▶ **Given request**: Copy each line of the data below with the word "text".

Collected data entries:
════════════════
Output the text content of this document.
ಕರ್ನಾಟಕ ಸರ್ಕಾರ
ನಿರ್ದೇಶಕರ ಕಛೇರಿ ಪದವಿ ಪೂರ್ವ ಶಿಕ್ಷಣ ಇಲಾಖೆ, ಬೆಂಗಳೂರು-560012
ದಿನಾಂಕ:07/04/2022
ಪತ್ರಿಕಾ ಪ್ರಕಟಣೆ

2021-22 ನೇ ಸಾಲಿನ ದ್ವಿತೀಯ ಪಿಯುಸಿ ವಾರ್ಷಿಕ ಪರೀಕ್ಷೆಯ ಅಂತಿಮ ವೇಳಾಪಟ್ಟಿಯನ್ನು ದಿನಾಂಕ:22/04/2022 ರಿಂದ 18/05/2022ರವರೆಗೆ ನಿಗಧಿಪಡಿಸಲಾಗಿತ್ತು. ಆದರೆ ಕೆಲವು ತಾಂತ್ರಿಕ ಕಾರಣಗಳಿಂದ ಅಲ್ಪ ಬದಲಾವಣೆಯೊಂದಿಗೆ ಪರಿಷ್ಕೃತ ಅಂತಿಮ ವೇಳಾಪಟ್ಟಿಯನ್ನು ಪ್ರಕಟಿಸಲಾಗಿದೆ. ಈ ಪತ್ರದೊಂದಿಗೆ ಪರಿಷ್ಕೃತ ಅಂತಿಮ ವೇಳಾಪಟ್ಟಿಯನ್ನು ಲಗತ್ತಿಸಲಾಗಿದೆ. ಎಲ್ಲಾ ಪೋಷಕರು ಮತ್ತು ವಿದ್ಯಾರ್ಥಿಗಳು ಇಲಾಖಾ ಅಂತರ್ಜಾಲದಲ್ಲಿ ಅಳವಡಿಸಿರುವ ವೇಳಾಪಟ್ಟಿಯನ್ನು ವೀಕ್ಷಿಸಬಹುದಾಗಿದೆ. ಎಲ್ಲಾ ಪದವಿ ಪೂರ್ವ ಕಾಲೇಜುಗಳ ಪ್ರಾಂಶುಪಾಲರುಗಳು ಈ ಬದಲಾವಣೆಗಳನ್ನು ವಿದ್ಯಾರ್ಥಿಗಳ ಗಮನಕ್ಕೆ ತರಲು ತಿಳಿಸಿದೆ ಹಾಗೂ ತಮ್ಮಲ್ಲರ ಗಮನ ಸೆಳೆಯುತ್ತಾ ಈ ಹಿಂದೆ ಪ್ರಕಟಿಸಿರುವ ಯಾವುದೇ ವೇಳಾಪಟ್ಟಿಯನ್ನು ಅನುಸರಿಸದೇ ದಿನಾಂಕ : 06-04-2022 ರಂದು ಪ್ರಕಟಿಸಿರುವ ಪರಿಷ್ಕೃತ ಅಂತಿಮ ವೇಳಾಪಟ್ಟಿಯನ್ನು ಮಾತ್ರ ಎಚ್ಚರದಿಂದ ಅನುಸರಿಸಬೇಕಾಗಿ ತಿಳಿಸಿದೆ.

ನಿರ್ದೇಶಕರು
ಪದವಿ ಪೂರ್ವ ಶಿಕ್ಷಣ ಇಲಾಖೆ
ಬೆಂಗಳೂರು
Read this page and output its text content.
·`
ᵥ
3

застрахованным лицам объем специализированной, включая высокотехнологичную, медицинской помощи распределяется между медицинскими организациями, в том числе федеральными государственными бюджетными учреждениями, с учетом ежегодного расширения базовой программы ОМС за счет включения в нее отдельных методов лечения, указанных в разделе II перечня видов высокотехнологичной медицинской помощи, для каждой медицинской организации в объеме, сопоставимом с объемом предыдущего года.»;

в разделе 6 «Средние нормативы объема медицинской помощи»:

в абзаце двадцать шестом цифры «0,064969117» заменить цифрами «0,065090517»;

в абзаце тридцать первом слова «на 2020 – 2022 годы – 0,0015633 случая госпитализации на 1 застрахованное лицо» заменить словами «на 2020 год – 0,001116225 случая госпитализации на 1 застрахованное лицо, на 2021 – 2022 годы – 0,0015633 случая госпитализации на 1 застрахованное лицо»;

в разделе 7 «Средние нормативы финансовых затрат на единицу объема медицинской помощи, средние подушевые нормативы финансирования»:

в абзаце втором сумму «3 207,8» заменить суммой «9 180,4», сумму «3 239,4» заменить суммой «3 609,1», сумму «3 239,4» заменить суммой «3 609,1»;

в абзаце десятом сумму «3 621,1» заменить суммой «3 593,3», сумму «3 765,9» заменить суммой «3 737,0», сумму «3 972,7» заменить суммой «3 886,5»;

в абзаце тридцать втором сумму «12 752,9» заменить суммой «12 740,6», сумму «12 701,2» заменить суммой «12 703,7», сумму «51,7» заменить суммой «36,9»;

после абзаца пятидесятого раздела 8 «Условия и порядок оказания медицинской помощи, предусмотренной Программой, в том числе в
════════════════
▶ **Task result**:
Output the text content of this document.
Read this page and output its text content.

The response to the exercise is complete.